TASK TO CARRY OUT —
Find the string "underlying" in the records. Copy every line it appears in.

(Dataset rows about figures)
===

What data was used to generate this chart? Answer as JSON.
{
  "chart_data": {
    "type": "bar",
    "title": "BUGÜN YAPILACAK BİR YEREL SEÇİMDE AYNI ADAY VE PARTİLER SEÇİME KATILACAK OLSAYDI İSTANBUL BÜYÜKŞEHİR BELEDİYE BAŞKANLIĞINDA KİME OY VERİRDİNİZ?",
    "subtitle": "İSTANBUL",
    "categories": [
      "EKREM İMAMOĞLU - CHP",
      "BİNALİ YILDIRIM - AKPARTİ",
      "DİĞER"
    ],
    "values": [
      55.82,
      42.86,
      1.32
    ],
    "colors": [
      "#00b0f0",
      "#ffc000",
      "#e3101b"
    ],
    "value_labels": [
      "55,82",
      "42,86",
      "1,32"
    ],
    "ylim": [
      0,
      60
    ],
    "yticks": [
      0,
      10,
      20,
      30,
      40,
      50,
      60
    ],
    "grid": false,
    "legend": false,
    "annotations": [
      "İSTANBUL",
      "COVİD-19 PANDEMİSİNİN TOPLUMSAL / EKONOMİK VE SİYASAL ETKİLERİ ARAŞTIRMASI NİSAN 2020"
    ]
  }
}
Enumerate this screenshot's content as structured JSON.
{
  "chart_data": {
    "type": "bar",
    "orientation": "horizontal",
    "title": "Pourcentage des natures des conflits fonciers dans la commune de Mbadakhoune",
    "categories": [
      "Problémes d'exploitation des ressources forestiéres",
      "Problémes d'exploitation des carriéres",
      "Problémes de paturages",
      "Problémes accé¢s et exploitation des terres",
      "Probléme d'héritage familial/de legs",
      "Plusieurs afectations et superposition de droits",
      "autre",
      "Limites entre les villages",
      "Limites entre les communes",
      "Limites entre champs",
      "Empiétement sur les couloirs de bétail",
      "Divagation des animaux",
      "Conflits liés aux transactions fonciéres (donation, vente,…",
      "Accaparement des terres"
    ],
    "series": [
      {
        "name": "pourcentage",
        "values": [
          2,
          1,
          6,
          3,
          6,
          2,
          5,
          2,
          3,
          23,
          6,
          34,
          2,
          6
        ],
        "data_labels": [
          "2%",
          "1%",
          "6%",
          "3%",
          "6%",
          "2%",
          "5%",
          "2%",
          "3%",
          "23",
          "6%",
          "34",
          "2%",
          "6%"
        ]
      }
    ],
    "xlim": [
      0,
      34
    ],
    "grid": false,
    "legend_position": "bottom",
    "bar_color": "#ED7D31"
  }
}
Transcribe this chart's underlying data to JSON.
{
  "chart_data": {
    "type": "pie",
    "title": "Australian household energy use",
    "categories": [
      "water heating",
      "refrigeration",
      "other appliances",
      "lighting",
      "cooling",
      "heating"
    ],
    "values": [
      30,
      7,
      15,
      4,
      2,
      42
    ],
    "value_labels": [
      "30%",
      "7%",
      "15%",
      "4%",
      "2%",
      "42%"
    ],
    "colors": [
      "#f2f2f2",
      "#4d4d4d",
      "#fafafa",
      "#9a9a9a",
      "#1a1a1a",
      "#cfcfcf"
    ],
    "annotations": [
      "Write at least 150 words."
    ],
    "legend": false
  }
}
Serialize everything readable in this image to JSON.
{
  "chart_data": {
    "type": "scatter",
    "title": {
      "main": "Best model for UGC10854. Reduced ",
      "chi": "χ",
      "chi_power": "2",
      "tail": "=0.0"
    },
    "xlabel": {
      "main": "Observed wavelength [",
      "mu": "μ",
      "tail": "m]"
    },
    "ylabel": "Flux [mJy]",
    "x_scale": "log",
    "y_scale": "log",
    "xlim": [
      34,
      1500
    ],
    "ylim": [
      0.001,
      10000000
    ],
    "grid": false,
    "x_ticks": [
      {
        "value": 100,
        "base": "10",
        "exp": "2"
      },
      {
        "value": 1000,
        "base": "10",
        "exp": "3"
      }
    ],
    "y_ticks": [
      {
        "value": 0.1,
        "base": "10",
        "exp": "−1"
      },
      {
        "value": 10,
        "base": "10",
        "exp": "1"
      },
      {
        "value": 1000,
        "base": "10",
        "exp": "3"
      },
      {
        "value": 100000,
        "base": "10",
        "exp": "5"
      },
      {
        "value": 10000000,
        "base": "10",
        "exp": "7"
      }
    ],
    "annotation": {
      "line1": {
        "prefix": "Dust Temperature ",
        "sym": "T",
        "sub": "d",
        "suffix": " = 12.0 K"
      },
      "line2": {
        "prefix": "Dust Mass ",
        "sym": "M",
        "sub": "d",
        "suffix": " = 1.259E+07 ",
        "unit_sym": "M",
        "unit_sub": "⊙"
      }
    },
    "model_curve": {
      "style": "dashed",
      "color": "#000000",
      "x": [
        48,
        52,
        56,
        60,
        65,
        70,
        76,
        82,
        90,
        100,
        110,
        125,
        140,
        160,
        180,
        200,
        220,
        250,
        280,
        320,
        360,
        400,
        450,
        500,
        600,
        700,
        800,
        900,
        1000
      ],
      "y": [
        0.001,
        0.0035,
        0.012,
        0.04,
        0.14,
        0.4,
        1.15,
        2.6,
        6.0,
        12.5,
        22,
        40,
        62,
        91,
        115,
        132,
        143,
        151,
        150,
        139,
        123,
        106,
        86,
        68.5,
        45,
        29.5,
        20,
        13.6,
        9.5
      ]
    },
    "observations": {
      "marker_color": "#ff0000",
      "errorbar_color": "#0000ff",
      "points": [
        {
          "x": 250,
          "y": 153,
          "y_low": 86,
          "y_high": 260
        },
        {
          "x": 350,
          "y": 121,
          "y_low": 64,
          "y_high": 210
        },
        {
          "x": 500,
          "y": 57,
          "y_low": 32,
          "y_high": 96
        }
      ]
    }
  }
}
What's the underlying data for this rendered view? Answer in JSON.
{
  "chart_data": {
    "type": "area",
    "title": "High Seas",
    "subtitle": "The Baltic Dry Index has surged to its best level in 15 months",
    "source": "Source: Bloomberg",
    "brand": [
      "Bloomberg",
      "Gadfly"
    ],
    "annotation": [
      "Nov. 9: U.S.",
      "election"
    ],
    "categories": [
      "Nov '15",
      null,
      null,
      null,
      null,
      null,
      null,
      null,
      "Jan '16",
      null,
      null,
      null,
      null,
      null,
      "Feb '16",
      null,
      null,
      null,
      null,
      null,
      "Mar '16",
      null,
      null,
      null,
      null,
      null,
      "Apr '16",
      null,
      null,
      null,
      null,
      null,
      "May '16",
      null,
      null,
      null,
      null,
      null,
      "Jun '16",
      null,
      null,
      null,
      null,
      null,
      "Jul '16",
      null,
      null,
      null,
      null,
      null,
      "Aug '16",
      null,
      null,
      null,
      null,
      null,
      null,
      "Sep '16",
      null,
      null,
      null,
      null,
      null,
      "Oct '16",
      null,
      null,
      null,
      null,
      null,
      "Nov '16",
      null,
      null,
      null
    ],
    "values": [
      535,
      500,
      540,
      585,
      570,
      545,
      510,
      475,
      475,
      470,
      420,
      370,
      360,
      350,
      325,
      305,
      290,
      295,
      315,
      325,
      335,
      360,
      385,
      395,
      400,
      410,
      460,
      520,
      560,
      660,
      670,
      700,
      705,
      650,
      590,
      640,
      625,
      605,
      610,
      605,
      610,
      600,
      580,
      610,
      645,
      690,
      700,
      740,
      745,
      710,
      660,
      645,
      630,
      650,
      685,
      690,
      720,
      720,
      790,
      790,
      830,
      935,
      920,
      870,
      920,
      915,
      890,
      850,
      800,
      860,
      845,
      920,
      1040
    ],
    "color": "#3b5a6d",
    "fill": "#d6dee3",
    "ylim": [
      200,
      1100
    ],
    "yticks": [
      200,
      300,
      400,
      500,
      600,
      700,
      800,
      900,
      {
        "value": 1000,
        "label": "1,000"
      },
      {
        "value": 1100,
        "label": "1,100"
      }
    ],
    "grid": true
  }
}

===

OUTPUT FOR THIS TASK —
Transcribe this chart's underlying data to JSON.
What's the underlying data for this rendered view? Answer in JSON.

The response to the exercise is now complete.